[MATERIAL TO PROCESS]:

^^^^^^^^

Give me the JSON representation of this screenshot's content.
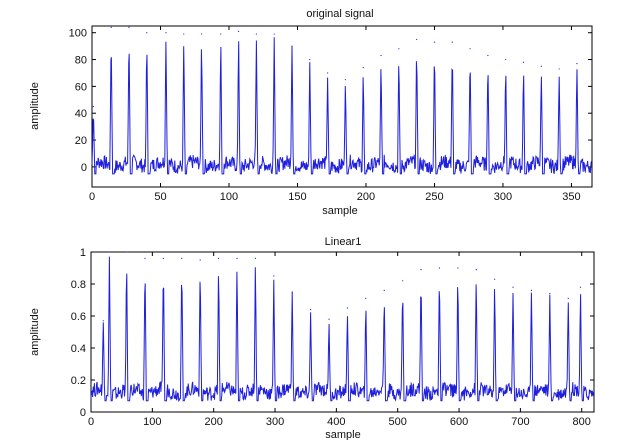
{
  "chart_data": [
    {
      "type": "line",
      "title": "original signal",
      "xlabel": "sample",
      "ylabel": "amplitude",
      "xlim": [
        0,
        365
      ],
      "ylim": [
        -15,
        105
      ],
      "xticks": [
        0,
        50,
        100,
        150,
        200,
        250,
        300,
        350
      ],
      "yticks": [
        0,
        20,
        40,
        60,
        80,
        100
      ],
      "color": "#1f1fdc",
      "baseline": 2,
      "peaks": [
        {
          "x": 1,
          "y": 45
        },
        {
          "x": 14,
          "y": 104
        },
        {
          "x": 27,
          "y": 104
        },
        {
          "x": 40,
          "y": 100
        },
        {
          "x": 54,
          "y": 100
        },
        {
          "x": 67,
          "y": 99
        },
        {
          "x": 80,
          "y": 99
        },
        {
          "x": 94,
          "y": 99
        },
        {
          "x": 107,
          "y": 101
        },
        {
          "x": 120,
          "y": 99
        },
        {
          "x": 133,
          "y": 99
        },
        {
          "x": 146,
          "y": 90
        },
        {
          "x": 159,
          "y": 80
        },
        {
          "x": 172,
          "y": 70
        },
        {
          "x": 185,
          "y": 65
        },
        {
          "x": 198,
          "y": 74
        },
        {
          "x": 211,
          "y": 83
        },
        {
          "x": 224,
          "y": 88
        },
        {
          "x": 237,
          "y": 95
        },
        {
          "x": 250,
          "y": 93
        },
        {
          "x": 263,
          "y": 93
        },
        {
          "x": 276,
          "y": 88
        },
        {
          "x": 289,
          "y": 83
        },
        {
          "x": 302,
          "y": 80
        },
        {
          "x": 315,
          "y": 78
        },
        {
          "x": 328,
          "y": 75
        },
        {
          "x": 341,
          "y": 73
        },
        {
          "x": 354,
          "y": 77
        }
      ]
    },
    {
      "type": "line",
      "title": "Linear1",
      "xlabel": "sample",
      "ylabel": "amplitude",
      "xlim": [
        0,
        820
      ],
      "ylim": [
        0,
        1
      ],
      "xticks": [
        0,
        100,
        200,
        300,
        400,
        500,
        600,
        700,
        800
      ],
      "yticks": [
        0,
        0.2,
        0.4,
        0.6,
        0.8,
        1
      ],
      "color": "#1f1fdc",
      "baseline": 0.13,
      "peaks": [
        {
          "x": 20,
          "y": 0.57
        },
        {
          "x": 30,
          "y": 1.0
        },
        {
          "x": 58,
          "y": 1.0
        },
        {
          "x": 88,
          "y": 0.96
        },
        {
          "x": 118,
          "y": 0.96
        },
        {
          "x": 148,
          "y": 0.96
        },
        {
          "x": 178,
          "y": 0.95
        },
        {
          "x": 208,
          "y": 0.96
        },
        {
          "x": 238,
          "y": 0.96
        },
        {
          "x": 268,
          "y": 0.96
        },
        {
          "x": 298,
          "y": 0.85
        },
        {
          "x": 328,
          "y": 0.75
        },
        {
          "x": 358,
          "y": 0.64
        },
        {
          "x": 388,
          "y": 0.58
        },
        {
          "x": 418,
          "y": 0.65
        },
        {
          "x": 448,
          "y": 0.71
        },
        {
          "x": 478,
          "y": 0.76
        },
        {
          "x": 508,
          "y": 0.82
        },
        {
          "x": 538,
          "y": 0.89
        },
        {
          "x": 568,
          "y": 0.9
        },
        {
          "x": 598,
          "y": 0.9
        },
        {
          "x": 628,
          "y": 0.89
        },
        {
          "x": 658,
          "y": 0.83
        },
        {
          "x": 688,
          "y": 0.78
        },
        {
          "x": 718,
          "y": 0.76
        },
        {
          "x": 748,
          "y": 0.74
        },
        {
          "x": 778,
          "y": 0.71
        },
        {
          "x": 798,
          "y": 0.78
        }
      ]
    }
  ]
}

^^^^^^^^

[WHAT IS BEING ASKED]:
A faithful copy of the records above is needed, with the pictures left out.

[RESULT BELOW]:
Give me the JSON representation of this screenshot's content.
{
  "chart_data": [
    {
      "type": "line",
      "title": "original signal",
      "xlabel": "sample",
      "ylabel": "amplitude",
      "xlim": [
        0,
        365
      ],
      "ylim": [
        -15,
        105
      ],
      "xticks": [
        0,
        50,
        100,
        150,
        200,
        250,
        300,
        350
      ],
      "yticks": [
        0,
        20,
        40,
        60,
        80,
        100
      ],
      "color": "#1f1fdc",
      "baseline": 2,
      "peaks": [
        {
          "x": 1,
          "y": 45
        },
        {
          "x": 14,
          "y": 104
        },
        {
          "x": 27,
          "y": 104
        },
        {
          "x": 40,
          "y": 100
        },
        {
          "x": 54,
          "y": 100
        },
        {
          "x": 67,
          "y": 99
        },
        {
          "x": 80,
          "y": 99
        },
        {
          "x": 94,
          "y": 99
        },
        {
          "x": 107,
          "y": 101
        },
        {
          "x": 120,
          "y": 99
        },
        {
          "x": 133,
          "y": 99
        },
        {
          "x": 146,
          "y": 90
        },
        {
          "x": 159,
          "y": 80
        },
        {
          "x": 172,
          "y": 70
        },
        {
          "x": 185,
          "y": 65
        },
        {
          "x": 198,
          "y": 74
        },
        {
          "x": 211,
          "y": 83
        },
        {
          "x": 224,
          "y": 88
        },
        {
          "x": 237,
          "y": 95
        },
        {
          "x": 250,
          "y": 93
        },
        {
          "x": 263,
          "y": 93
        },
        {
          "x": 276,
          "y": 88
        },
        {
          "x": 289,
          "y": 83
        },
        {
          "x": 302,
          "y": 80
        },
        {
          "x": 315,
          "y": 78
        },
        {
          "x": 328,
          "y": 75
        },
        {
          "x": 341,
          "y": 73
        },
        {
          "x": 354,
          "y": 77
        }
      ]
    },
    {
      "type": "line",
      "title": "Linear1",
      "xlabel": "sample",
      "ylabel": "amplitude",
      "xlim": [
        0,
        820
      ],
      "ylim": [
        0,
        1
      ],
      "xticks": [
        0,
        100,
        200,
        300,
        400,
        500,
        600,
        700,
        800
      ],
      "yticks": [
        0,
        0.2,
        0.4,
        0.6,
        0.8,
        1
      ],
      "color": "#1f1fdc",
      "baseline": 0.13,
      "peaks": [
        {
          "x": 20,
          "y": 0.57
        },
        {
          "x": 30,
          "y": 1.0
        },
        {
          "x": 58,
          "y": 1.0
        },
        {
          "x": 88,
          "y": 0.96
        },
        {
          "x": 118,
          "y": 0.96
        },
        {
          "x": 148,
          "y": 0.96
        },
        {
          "x": 178,
          "y": 0.95
        },
        {
          "x": 208,
          "y": 0.96
        },
        {
          "x": 238,
          "y": 0.96
        },
        {
          "x": 268,
          "y": 0.96
        },
        {
          "x": 298,
          "y": 0.85
        },
        {
          "x": 328,
          "y": 0.75
        },
        {
          "x": 358,
          "y": 0.64
        },
        {
          "x": 388,
          "y": 0.58
        },
        {
          "x": 418,
          "y": 0.65
        },
        {
          "x": 448,
          "y": 0.71
        },
        {
          "x": 478,
          "y": 0.76
        },
        {
          "x": 508,
          "y": 0.82
        },
        {
          "x": 538,
          "y": 0.89
        },
        {
          "x": 568,
          "y": 0.9
        },
        {
          "x": 598,
          "y": 0.9
        },
        {
          "x": 628,
          "y": 0.89
        },
        {
          "x": 658,
          "y": 0.83
        },
        {
          "x": 688,
          "y": 0.78
        },
        {
          "x": 718,
          "y": 0.76
        },
        {
          "x": 748,
          "y": 0.74
        },
        {
          "x": 778,
          "y": 0.71
        },
        {
          "x": 798,
          "y": 0.78
        }
      ]
    }
  ]
}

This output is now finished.